YOUR GOAL:
Go through the records and copy each line where the word "chambers" occurs.

RECORDED DATA:
****************************************
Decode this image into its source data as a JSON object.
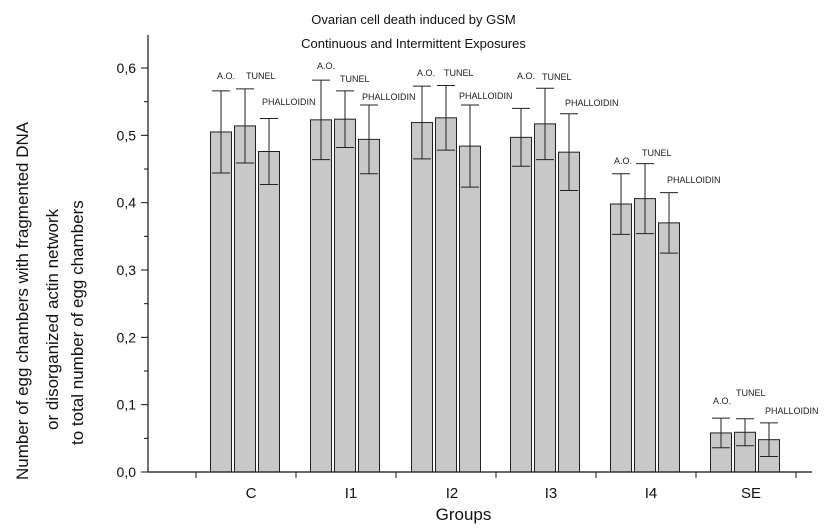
{
  "chart_data": {
    "type": "bar",
    "title_lines": [
      "Ovarian cell death induced by GSM",
      "Continuous and Intermittent Exposures"
    ],
    "xlabel": "Groups",
    "ylabel_lines": [
      "Number of egg chambers with fragmented DNA",
      "or disorganized actin network",
      "to total number of egg chambers"
    ],
    "categories": [
      "C",
      "I1",
      "I2",
      "I3",
      "I4",
      "SE"
    ],
    "series": [
      {
        "name": "A.O.",
        "values": [
          0.505,
          0.523,
          0.519,
          0.497,
          0.398,
          0.058
        ],
        "errors": [
          0.061,
          0.059,
          0.054,
          0.043,
          0.045,
          0.022
        ]
      },
      {
        "name": "TUNEL",
        "values": [
          0.514,
          0.524,
          0.526,
          0.517,
          0.406,
          0.059
        ],
        "errors": [
          0.055,
          0.042,
          0.048,
          0.053,
          0.052,
          0.02
        ]
      },
      {
        "name": "PHALLOIDIN",
        "values": [
          0.476,
          0.494,
          0.484,
          0.475,
          0.37,
          0.048
        ],
        "errors": [
          0.049,
          0.051,
          0.061,
          0.057,
          0.045,
          0.025
        ]
      }
    ],
    "ylim": [
      0,
      0.65
    ],
    "yticks": [
      "0,0",
      "0,1",
      "0,2",
      "0,3",
      "0,4",
      "0,5",
      "0,6"
    ],
    "grid": false,
    "bar_color": "#c8c8c8",
    "edge_color": "#222222"
  }
}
****************************************
EXPECTED OUTPUT:
      "Number of egg chambers with fragmented DNA",
      "to total number of egg chambers"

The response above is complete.